Set problem
In the material below, find every line with "ylabel" and pull it out.

Data to process

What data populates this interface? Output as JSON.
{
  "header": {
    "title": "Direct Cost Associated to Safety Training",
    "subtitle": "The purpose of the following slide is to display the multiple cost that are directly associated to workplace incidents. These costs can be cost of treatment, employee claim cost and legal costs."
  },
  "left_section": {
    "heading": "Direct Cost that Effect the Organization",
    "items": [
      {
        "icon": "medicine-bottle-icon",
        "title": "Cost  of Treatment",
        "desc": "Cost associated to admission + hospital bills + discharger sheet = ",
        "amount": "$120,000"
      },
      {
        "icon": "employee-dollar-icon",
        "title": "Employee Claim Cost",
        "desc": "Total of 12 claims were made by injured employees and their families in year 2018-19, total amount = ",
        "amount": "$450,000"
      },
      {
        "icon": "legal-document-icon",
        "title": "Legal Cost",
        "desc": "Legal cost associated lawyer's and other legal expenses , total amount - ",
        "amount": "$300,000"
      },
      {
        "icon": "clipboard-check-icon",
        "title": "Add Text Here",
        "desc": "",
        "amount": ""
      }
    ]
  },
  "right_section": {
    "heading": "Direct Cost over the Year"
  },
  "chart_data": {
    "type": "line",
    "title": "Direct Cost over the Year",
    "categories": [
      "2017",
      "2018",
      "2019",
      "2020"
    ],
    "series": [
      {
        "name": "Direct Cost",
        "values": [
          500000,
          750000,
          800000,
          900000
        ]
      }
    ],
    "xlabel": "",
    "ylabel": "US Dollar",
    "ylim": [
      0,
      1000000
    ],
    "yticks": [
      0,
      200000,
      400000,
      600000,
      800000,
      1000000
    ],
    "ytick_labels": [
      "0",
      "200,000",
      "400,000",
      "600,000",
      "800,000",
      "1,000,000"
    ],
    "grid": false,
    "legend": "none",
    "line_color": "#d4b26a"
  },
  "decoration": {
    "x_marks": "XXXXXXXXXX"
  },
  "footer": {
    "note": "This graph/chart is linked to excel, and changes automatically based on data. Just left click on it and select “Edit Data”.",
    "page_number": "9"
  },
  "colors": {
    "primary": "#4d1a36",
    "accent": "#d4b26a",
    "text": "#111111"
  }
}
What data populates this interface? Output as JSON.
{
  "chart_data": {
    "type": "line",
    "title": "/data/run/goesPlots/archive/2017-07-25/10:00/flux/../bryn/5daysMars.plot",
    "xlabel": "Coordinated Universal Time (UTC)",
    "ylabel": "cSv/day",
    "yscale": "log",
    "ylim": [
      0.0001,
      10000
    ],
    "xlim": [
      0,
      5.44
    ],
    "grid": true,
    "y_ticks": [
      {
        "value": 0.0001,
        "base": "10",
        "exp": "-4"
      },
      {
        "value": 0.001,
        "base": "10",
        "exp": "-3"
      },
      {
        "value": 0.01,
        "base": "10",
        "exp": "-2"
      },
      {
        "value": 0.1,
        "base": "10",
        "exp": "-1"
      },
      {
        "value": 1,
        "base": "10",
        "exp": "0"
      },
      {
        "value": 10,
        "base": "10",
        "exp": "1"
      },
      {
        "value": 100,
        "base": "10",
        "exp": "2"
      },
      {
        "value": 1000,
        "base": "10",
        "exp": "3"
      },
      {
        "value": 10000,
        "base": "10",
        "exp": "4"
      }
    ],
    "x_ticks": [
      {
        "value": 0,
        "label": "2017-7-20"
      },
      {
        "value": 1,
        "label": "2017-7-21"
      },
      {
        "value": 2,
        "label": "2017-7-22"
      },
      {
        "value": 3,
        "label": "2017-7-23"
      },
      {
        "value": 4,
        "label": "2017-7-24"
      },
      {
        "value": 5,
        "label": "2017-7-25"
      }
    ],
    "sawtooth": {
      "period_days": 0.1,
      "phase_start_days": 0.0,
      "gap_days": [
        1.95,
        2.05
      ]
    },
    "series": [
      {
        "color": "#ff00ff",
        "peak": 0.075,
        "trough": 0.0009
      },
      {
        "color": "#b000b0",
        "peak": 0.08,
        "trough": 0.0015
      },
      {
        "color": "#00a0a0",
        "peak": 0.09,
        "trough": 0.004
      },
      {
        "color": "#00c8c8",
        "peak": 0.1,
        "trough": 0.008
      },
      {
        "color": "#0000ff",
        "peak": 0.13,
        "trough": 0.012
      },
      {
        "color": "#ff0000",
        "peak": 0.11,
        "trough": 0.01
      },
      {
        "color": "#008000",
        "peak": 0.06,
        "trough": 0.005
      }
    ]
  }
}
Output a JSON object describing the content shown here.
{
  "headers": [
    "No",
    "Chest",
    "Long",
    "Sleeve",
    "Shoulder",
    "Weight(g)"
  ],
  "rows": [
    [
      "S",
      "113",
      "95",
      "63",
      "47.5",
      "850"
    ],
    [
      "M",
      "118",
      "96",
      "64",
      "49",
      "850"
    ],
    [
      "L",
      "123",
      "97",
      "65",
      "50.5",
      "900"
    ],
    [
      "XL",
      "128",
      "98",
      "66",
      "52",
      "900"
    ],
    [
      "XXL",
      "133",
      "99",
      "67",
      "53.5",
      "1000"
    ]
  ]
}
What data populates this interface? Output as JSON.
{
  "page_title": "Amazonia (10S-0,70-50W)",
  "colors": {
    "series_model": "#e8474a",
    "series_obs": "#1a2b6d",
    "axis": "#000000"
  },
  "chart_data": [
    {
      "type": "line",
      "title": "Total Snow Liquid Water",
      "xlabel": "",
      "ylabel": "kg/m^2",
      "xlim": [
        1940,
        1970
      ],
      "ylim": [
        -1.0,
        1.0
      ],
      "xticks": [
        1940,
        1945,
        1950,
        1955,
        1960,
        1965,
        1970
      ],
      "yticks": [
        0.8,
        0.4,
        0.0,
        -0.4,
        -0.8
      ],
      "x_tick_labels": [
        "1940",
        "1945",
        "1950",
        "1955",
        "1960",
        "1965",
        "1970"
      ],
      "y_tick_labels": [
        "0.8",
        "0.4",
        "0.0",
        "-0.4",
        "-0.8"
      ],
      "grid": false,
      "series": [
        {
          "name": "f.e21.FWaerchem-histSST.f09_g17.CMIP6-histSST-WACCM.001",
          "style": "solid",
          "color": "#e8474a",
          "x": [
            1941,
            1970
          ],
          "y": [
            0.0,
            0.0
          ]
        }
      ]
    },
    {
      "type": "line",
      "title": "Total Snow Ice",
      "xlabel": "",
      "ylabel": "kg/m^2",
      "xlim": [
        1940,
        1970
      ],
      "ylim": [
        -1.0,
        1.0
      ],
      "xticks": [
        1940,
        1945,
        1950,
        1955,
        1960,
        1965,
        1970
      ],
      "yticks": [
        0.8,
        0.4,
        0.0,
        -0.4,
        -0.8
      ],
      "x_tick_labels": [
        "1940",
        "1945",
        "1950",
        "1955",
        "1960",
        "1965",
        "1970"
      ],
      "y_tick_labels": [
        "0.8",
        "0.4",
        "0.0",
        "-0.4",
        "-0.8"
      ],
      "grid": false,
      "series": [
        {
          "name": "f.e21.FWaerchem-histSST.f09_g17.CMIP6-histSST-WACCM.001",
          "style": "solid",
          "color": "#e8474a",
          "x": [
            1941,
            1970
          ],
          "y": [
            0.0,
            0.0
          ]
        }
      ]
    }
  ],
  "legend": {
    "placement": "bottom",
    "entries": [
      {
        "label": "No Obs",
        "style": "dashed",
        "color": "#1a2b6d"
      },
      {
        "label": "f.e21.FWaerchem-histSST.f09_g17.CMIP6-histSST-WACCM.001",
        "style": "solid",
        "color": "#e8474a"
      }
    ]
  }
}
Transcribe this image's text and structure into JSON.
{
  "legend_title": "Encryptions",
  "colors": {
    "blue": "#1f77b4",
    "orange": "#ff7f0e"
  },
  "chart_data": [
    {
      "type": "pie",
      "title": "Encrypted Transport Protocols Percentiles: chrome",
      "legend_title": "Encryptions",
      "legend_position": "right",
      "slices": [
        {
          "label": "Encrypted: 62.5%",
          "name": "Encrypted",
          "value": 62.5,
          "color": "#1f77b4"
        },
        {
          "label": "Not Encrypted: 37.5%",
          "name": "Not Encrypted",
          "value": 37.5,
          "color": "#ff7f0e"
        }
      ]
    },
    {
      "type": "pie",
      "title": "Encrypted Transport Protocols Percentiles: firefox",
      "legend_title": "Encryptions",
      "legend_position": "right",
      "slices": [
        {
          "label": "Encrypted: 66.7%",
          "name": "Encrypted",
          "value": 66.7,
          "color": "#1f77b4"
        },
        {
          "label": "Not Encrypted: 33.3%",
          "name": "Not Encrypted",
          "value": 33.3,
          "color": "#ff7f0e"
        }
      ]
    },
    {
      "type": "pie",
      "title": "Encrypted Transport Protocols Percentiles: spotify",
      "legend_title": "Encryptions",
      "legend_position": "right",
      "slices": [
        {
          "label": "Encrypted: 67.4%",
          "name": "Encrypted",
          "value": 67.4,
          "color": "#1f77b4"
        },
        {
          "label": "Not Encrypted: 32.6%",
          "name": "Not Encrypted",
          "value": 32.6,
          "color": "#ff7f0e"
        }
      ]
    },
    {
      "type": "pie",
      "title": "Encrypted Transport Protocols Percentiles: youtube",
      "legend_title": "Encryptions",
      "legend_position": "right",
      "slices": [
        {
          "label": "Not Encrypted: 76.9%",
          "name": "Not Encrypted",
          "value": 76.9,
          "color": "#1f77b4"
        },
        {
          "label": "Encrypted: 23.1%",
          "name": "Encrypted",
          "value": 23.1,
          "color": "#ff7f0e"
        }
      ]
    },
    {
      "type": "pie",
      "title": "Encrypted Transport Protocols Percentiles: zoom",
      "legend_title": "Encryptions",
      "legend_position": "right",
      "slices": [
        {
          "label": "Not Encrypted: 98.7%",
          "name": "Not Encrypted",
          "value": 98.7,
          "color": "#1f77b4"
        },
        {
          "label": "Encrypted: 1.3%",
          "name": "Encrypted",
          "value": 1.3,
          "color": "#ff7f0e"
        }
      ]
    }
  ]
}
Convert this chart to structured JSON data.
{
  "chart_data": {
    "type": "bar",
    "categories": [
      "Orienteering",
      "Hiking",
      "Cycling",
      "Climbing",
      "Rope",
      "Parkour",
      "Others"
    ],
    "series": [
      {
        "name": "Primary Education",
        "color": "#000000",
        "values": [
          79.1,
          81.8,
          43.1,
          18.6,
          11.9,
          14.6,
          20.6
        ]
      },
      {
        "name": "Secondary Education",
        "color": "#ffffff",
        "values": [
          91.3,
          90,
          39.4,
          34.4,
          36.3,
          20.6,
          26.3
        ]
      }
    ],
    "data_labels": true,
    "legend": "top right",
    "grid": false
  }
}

Solution to this problem
    "ylabel": "US Dollar",
    "ylabel": "cSv/day",
      "ylabel": "kg/m^2",
      "ylabel": "kg/m^2",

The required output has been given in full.